**Passage provided**

The stage design of the Agora

A stage design to foster speech and debate

A system designed under the direction of Samuel Bianchini with Pernelle Poyet (furniture design, in
collaboration with Adrien Bonnerot, and spatial installation) and Lucile Vareilles (production). Project initially developed as part of a commission by the Cité du Design at EnsadLab – the research laboratory at the École nationale supérieure des Arts Décoratifs (EnsAD – Université Paris Sciences et Lettres, PSL) – for the Assises du design 2019.
This project contributes to research into the new forms of “publicisation” in art and design research by
EnsadLab and the Arts & Science research chair of the École Polytechnique, EnsAD-PSL and the Fondation
Daniel et Nina Carasso. The furniture used for speeches that was made as part of this project has joined the collections of the Central national des arts plastiques.


How do we stage public speeches and debates relating to the development of art and design research, or
research/creation? How can we lend this public speaking a form that furthers it in an original way, one that resonates with the subject? How can we give the floor, yield the floor and take the floor in a public arena in such a way that provides a better understanding of why it is important to develop this form of research and creation?
Inspired by the improvised staging of political speeches – in particular the “Tennis Court Oath” – the proposed design attempts to offer a subtle response to an unsubtle question: why and how do we get up on a table, in the middle of a room, to speak? This “improper” use sets the tone for a set design based on the hybridisation of two objects with shifting functions and symbolism: a coffee table that becomes a stage, and a mobile lectern that can be easily passed around, and which can confer authority upon each of the speakers in turn, as well as the audience.

**Excerpted data**
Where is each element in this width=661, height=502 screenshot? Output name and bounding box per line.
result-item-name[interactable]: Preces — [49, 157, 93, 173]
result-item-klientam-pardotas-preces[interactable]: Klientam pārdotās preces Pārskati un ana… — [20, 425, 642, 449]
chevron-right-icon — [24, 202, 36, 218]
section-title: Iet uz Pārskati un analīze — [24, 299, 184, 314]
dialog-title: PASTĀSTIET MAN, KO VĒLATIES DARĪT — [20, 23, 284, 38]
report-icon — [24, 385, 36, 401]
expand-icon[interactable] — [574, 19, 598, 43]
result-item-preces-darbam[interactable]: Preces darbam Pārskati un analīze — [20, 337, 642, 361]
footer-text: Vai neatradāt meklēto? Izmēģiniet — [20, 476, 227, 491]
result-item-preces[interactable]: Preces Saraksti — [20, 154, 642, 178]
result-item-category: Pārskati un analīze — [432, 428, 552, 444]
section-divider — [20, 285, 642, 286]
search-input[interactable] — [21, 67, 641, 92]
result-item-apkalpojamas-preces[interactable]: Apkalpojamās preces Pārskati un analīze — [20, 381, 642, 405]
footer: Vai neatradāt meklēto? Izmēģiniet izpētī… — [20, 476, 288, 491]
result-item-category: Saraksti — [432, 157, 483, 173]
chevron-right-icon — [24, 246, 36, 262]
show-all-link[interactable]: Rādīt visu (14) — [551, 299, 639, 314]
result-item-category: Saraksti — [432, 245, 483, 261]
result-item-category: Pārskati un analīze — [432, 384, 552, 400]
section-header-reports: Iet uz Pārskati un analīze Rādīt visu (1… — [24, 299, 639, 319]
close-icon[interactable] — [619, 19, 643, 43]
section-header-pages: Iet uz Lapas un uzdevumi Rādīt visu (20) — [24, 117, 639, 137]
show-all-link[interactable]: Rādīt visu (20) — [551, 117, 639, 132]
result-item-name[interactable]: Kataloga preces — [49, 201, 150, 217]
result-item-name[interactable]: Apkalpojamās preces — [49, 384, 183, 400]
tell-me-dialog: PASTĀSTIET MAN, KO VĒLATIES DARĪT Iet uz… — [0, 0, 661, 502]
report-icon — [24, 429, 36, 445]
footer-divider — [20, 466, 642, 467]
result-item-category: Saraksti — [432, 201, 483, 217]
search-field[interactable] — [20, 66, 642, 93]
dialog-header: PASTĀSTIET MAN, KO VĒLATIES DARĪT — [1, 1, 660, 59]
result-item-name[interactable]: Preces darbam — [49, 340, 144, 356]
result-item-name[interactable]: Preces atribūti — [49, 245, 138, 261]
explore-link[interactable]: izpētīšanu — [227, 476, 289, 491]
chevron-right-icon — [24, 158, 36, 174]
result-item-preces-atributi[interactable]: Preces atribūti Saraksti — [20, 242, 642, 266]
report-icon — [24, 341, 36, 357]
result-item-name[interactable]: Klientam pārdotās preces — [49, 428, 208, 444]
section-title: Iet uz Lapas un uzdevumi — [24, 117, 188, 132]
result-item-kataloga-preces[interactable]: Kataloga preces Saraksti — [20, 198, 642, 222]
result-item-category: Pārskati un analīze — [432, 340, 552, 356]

**Task to carry out**
Update the passage on the Agora stage design: give it again beginning at the words "How do we stage" and stopping after "research and creation?", with "public arena" replaced by "public forum".

**Solution to this task**
How do we stage public speeches and debates relating to the development of art and design research, or
research/creation? How can we lend this public speaking a form that furthers it in an original way, one that resonates with the subject? How can we give the floor, yield the floor and take the floor in a public forum in such a way that provides a better understanding of why it is important to develop this form of research and creation?